- Work to complete -
Pull out every line below that holds the word "Here".
**** Dataset rows ****
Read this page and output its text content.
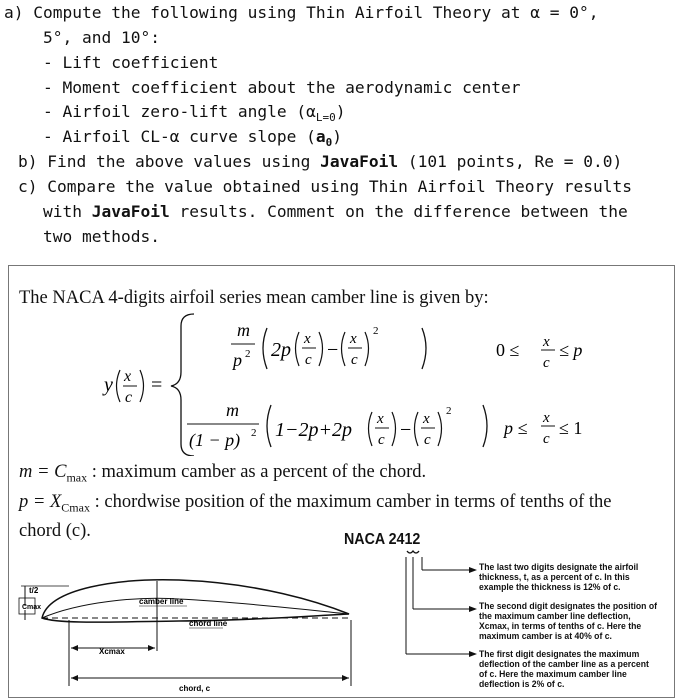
a) Compute the following using Thin Airfoil Theory at α = 0°,
5°, and 10°:
- Lift coefficient
- Moment coefficient about the aerodynamic center
- Airfoil zero-lift angle $(\alpha_{L=0})$
- Airfoil CL-α curve slope $(a_0)$
b) Find the above values using JavaFoil (101 points, Re = 0.0)
c) Compare the value obtained using Thin Airfoil Theory results
with JavaFoil results. Comment on the difference between the
two methods.
The NACA 4-digits airfoil series mean camber line is given by:
y x
c
=
m
p 2 2p x
c − x
c
2
0 ≤ x
c
≤ p
m
(1 − p) 2 1−2p+2p x
c − x
c
2
p ≤ x
c
≤ 1
$m = C_{max}$ : maximum camber as a percent of the chord.
$p = X_{Cmax}$ : chordwise position of the maximum camber in terms of tenths of the
chord (c).	NACA 2412
t/2
Cmax
camber line
chord line
Xcmax
chord, c
The last two digits designate the airfoil thickness, t, as a percent of c. In this example the thickness is 12% of c.
The second digit designates the position of the maximum camber line deflection, Xcmax, in terms of tenths of c. Here the maximum camber is at 40% of c.
The first digit designates the maximum deflection of the camber line as a percent of c. Here the maximum camber line deflection is 2% of c.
****
- Output -
The second digit designates the position of the maximum camber line deflection, Xcmax, in terms of tenths of c. Here the maximum camber is at 40% of c.
The first digit designates the maximum deflection of the camber line as a percent of c. Here the maximum camber line deflection is 2% of c.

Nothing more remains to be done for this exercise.